■ Goal of the exercise ■
Everything in the listing except the pictures should be written out exactly.

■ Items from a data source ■
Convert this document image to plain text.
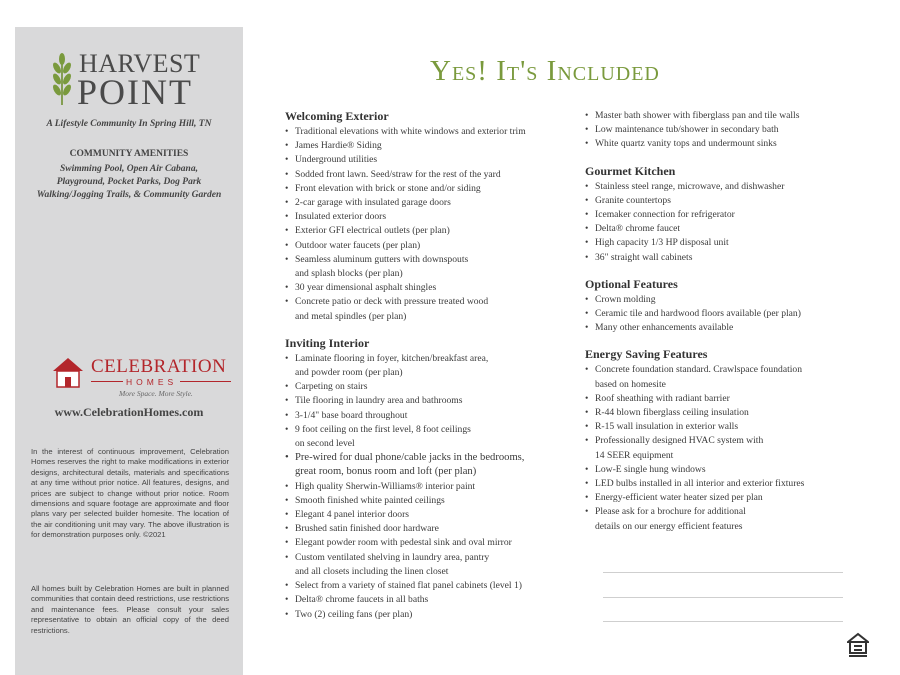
HARVEST
POINT
A Lifestyle Community In Spring Hill, TN
COMMUNITY AMENITIES
Swimming Pool, Open Air Cabana,
Playground, Pocket Parks, Dog Park
Walking/Jogging Trails, & Community Garden
CELEBRATION
HOMES
More Space. More Style.
www.CelebrationHomes.com
In the interest of continuous improvement, Celebration Homes reserves the right to make modifications in exterior designs, architectural details, materials and specifications at any time without prior notice. All features, designs, and prices are subject to change without prior notice. Room dimensions and square footage are approximate and floor plans vary per selected builder homesite. The location of the air conditioning unit may vary. The above illustration is for demonstration purposes only. ©2021
All homes built by Celebration Homes are built in planned communities that contain deed restrictions, use restrictions and maintenance fees. Please consult your sales representative to obtain an official copy of the deed restrictions.
Yes! It's Included
Welcoming Exterior
• Traditional elevations with white windows and exterior trim
• James Hardie® Siding
• Underground utilities
• Sodded front lawn. Seed/straw for the rest of the yard
• Front elevation with brick or stone and/or siding
• 2-car garage with insulated garage doors
• Insulated exterior doors
• Exterior GFI electrical outlets (per plan)
• Outdoor water faucets (per plan)
• Seamless aluminum gutters with downspouts
and splash blocks (per plan)
• 30 year dimensional asphalt shingles
• Concrete patio or deck with pressure treated wood
and metal spindles (per plan)
Inviting Interior
• Laminate flooring in foyer, kitchen/breakfast area,
and powder room (per plan)
• Carpeting on stairs
• Tile flooring in laundry area and bathrooms
• 3-1/4" base board throughout
• 9 foot ceiling on the first level, 8 foot ceilings
on second level
• Pre-wired for dual phone/cable jacks in the bedrooms,
great room, bonus room and loft (per plan)
• High quality Sherwin-Williams® interior paint
• Smooth finished white painted ceilings
• Elegant 4 panel interior doors
• Brushed satin finished door hardware
• Elegant powder room with pedestal sink and oval mirror
• Custom ventilated shelving in laundry area, pantry
and all closets including the linen closet
• Select from a variety of stained flat panel cabinets (level 1)
• Delta® chrome faucets in all baths
• Two (2) ceiling fans (per plan)
• Master bath shower with fiberglass pan and tile walls
• Low maintenance tub/shower in secondary bath
• White quartz vanity tops and undermount sinks
Gourmet Kitchen
• Stainless steel range, microwave, and dishwasher
• Granite countertops
• Icemaker connection for refrigerator
• Delta® chrome faucet
• High capacity 1/3 HP disposal unit
• 36" straight wall cabinets
Optional Features
• Crown molding
• Ceramic tile and hardwood floors available (per plan)
• Many other enhancements available
Energy Saving Features
• Concrete foundation standard. Crawlspace foundation
based on homesite
• Roof sheathing with radiant barrier
• R-44 blown fiberglass ceiling insulation
• R-15 wall insulation in exterior walls
• Professionally designed HVAC system with
14 SEER equipment
• Low-E single hung windows
• LED bulbs installed in all interior and exterior fixtures
• Energy-efficient water heater sized per plan
• Please ask for a brochure for additional
details on our energy efficient features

■ Response to the task ■
Convert this document image to plain text.
HARVEST
POINT
A Lifestyle Community In Spring Hill, TN
COMMUNITY AMENITIES
Swimming Pool, Open Air Cabana,
Playground, Pocket Parks, Dog Park
Walking/Jogging Trails, & Community Garden
CELEBRATION
HOMES
More Space. More Style.
www.CelebrationHomes.com
In the interest of continuous improvement, Celebration Homes reserves the right to make modifications in exterior designs, architectural details, materials and specifications at any time without prior notice. All features, designs, and prices are subject to change without prior notice. Room dimensions and square footage are approximate and floor plans vary per selected builder homesite. The location of the air conditioning unit may vary. The above illustration is for demonstration purposes only. ©2021
All homes built by Celebration Homes are built in planned communities that contain deed restrictions, use restrictions and maintenance fees. Please consult your sales representative to obtain an official copy of the deed restrictions.
Yes! It's Included
Welcoming Exterior
• Traditional elevations with white windows and exterior trim
• James Hardie® Siding
• Underground utilities
• Sodded front lawn. Seed/straw for the rest of the yard
• Front elevation with brick or stone and/or siding
• 2-car garage with insulated garage doors
• Insulated exterior doors
• Exterior GFI electrical outlets (per plan)
• Outdoor water faucets (per plan)
• Seamless aluminum gutters with downspouts
and splash blocks (per plan)
• 30 year dimensional asphalt shingles
• Concrete patio or deck with pressure treated wood
and metal spindles (per plan)
Inviting Interior
• Laminate flooring in foyer, kitchen/breakfast area,
and powder room (per plan)
• Carpeting on stairs
• Tile flooring in laundry area and bathrooms
• 3-1/4" base board throughout
• 9 foot ceiling on the first level, 8 foot ceilings
on second level
• Pre-wired for dual phone/cable jacks in the bedrooms,
great room, bonus room and loft (per plan)
• High quality Sherwin-Williams® interior paint
• Smooth finished white painted ceilings
• Elegant 4 panel interior doors
• Brushed satin finished door hardware
• Elegant powder room with pedestal sink and oval mirror
• Custom ventilated shelving in laundry area, pantry
and all closets including the linen closet
• Select from a variety of stained flat panel cabinets (level 1)
• Delta® chrome faucets in all baths
• Two (2) ceiling fans (per plan)
• Master bath shower with fiberglass pan and tile walls
• Low maintenance tub/shower in secondary bath
• White quartz vanity tops and undermount sinks
Gourmet Kitchen
• Stainless steel range, microwave, and dishwasher
• Granite countertops
• Icemaker connection for refrigerator
• Delta® chrome faucet
• High capacity 1/3 HP disposal unit
• 36" straight wall cabinets
Optional Features
• Crown molding
• Ceramic tile and hardwood floors available (per plan)
• Many other enhancements available
Energy Saving Features
• Concrete foundation standard. Crawlspace foundation
based on homesite
• Roof sheathing with radiant barrier
• R-44 blown fiberglass ceiling insulation
• R-15 wall insulation in exterior walls
• Professionally designed HVAC system with
14 SEER equipment
• Low-E single hung windows
• LED bulbs installed in all interior and exterior fixtures
• Energy-efficient water heater sized per plan
• Please ask for a brochure for additional
details on our energy efficient features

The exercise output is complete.